Saved data entries:
------
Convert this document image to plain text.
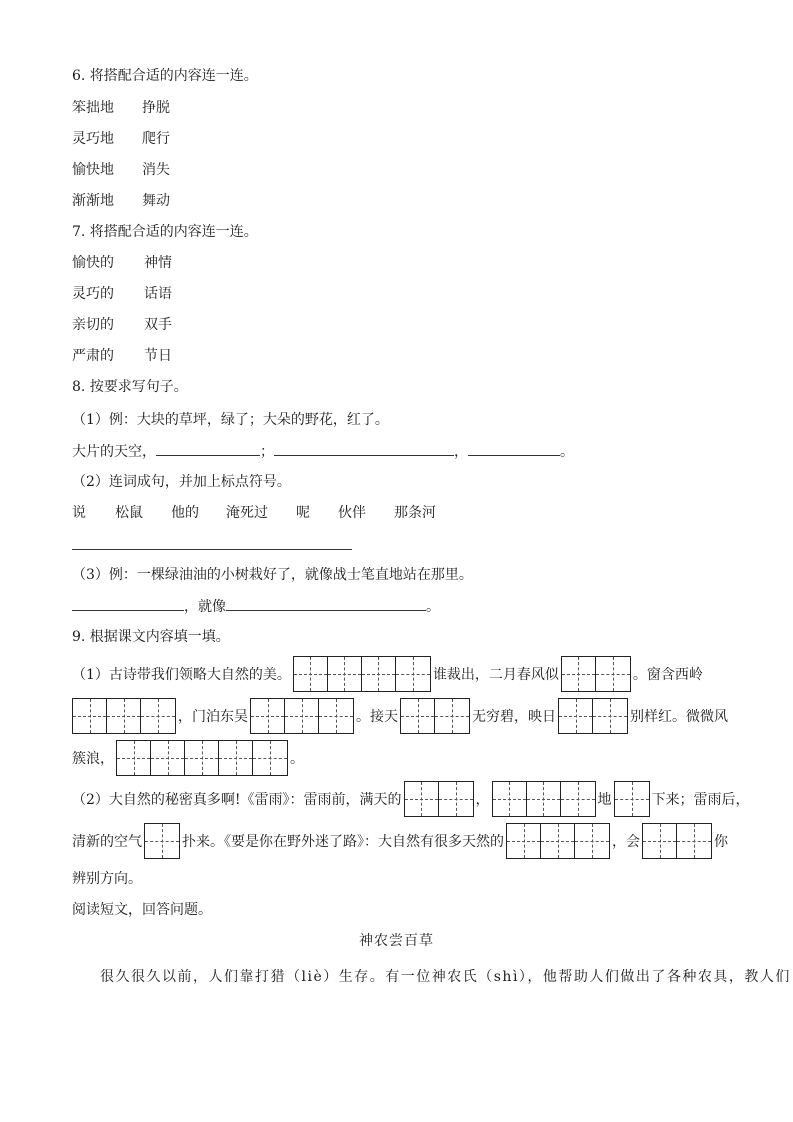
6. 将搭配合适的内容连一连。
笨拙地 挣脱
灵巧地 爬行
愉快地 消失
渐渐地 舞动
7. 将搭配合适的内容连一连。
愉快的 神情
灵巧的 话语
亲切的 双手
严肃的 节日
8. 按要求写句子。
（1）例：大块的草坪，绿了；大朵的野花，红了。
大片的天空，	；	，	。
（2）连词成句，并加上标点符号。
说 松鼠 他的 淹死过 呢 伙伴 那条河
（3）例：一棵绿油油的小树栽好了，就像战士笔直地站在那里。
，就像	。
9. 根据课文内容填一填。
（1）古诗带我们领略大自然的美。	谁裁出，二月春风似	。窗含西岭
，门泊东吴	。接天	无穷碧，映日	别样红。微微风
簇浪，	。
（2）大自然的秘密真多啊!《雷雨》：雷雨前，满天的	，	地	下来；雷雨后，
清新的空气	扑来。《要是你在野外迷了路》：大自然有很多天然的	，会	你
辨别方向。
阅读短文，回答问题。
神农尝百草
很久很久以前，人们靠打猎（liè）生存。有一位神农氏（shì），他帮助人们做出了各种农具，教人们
------
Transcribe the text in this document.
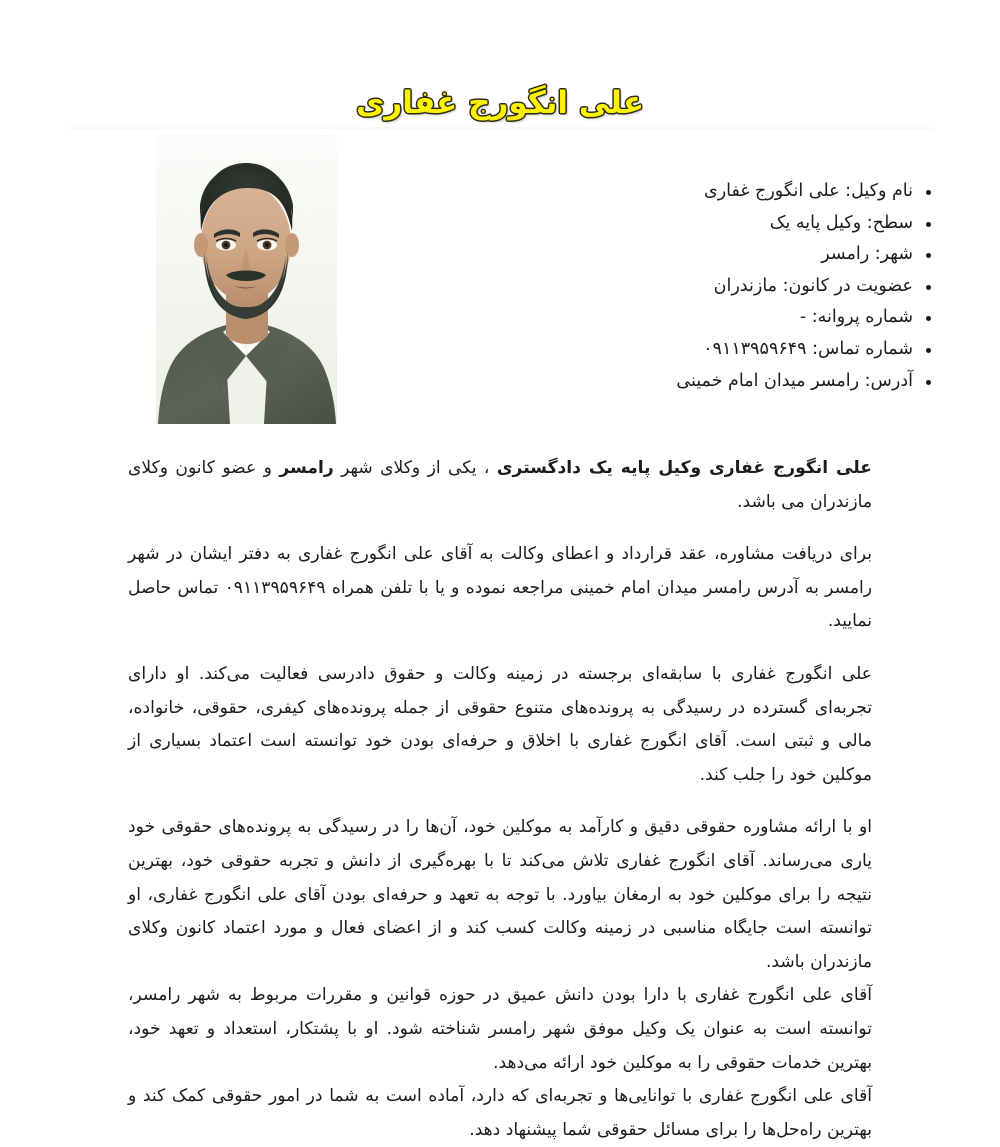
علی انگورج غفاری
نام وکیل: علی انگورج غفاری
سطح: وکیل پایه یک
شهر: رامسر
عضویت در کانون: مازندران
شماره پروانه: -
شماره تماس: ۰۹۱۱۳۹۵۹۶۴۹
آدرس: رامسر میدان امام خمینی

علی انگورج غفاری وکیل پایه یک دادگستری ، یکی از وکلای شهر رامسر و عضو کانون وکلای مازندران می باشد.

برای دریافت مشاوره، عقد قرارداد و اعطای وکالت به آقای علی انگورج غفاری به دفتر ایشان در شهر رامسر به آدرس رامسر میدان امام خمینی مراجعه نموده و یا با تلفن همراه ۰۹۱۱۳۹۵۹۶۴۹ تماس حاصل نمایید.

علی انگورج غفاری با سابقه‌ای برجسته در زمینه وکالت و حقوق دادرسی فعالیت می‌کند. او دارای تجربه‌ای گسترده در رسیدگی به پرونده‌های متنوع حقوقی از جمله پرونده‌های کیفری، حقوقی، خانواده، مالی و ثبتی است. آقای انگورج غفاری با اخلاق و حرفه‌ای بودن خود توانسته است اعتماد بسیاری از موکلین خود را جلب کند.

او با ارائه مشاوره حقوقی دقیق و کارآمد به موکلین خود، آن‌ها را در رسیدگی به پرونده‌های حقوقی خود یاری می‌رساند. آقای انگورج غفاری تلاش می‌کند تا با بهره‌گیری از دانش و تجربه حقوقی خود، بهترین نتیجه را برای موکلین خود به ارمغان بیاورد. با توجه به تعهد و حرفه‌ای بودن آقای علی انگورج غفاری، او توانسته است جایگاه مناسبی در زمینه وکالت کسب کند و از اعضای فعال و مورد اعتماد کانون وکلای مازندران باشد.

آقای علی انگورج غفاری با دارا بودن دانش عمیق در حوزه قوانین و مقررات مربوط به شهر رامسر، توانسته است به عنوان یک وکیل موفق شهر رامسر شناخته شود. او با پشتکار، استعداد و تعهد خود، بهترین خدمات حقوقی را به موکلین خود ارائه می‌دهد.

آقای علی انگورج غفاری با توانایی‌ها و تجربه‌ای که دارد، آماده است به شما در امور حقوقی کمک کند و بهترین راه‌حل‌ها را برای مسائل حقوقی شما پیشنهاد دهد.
------
Directions: Read through the data and copy every line where "text" shows up.

Correct answer:
Convert this document image to plain text.
Transcribe the text in this document.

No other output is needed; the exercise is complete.